What to work on ->
Select the lines that contain "this" and copy each of them.

******

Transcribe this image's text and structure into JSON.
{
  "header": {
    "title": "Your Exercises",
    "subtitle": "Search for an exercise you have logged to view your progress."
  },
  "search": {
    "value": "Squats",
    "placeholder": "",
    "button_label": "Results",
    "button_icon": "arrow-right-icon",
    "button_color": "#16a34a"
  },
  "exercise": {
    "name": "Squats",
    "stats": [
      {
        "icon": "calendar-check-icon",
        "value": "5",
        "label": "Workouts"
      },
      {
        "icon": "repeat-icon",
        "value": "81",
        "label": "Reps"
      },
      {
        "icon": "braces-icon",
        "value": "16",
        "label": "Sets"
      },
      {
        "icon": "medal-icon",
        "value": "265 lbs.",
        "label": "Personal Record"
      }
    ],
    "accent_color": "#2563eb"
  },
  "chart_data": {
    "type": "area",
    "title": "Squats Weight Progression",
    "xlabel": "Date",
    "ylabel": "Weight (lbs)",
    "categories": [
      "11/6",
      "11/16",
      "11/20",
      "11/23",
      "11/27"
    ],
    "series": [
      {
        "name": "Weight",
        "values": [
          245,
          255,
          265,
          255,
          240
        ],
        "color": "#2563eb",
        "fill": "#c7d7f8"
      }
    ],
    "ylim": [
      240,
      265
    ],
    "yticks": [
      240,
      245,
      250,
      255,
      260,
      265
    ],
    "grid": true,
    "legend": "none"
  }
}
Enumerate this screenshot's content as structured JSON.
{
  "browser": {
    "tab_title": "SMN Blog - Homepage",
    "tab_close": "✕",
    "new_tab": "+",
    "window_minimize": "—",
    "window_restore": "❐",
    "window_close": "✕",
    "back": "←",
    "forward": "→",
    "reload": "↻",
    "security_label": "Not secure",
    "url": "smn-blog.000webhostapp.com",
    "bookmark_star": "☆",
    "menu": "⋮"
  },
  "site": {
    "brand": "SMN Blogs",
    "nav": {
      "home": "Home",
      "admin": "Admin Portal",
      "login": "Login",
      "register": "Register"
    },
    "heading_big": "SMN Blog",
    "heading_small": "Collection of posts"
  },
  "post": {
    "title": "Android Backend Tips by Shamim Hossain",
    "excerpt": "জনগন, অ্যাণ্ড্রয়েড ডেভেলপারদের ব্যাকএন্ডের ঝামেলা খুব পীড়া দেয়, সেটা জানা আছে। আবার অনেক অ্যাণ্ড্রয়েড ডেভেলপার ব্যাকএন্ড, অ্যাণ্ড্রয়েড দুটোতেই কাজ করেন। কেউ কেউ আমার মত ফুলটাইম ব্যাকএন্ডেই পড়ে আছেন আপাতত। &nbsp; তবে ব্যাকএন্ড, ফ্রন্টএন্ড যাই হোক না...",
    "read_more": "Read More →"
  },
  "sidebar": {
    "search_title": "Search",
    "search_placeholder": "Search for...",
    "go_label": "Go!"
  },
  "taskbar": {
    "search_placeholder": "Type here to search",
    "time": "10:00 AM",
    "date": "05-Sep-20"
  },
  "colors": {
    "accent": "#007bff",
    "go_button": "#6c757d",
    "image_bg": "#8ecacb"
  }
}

******

Response below ->
Transcribe this image's text and structure into JSON.
Enumerate this screenshot's content as structured JSON.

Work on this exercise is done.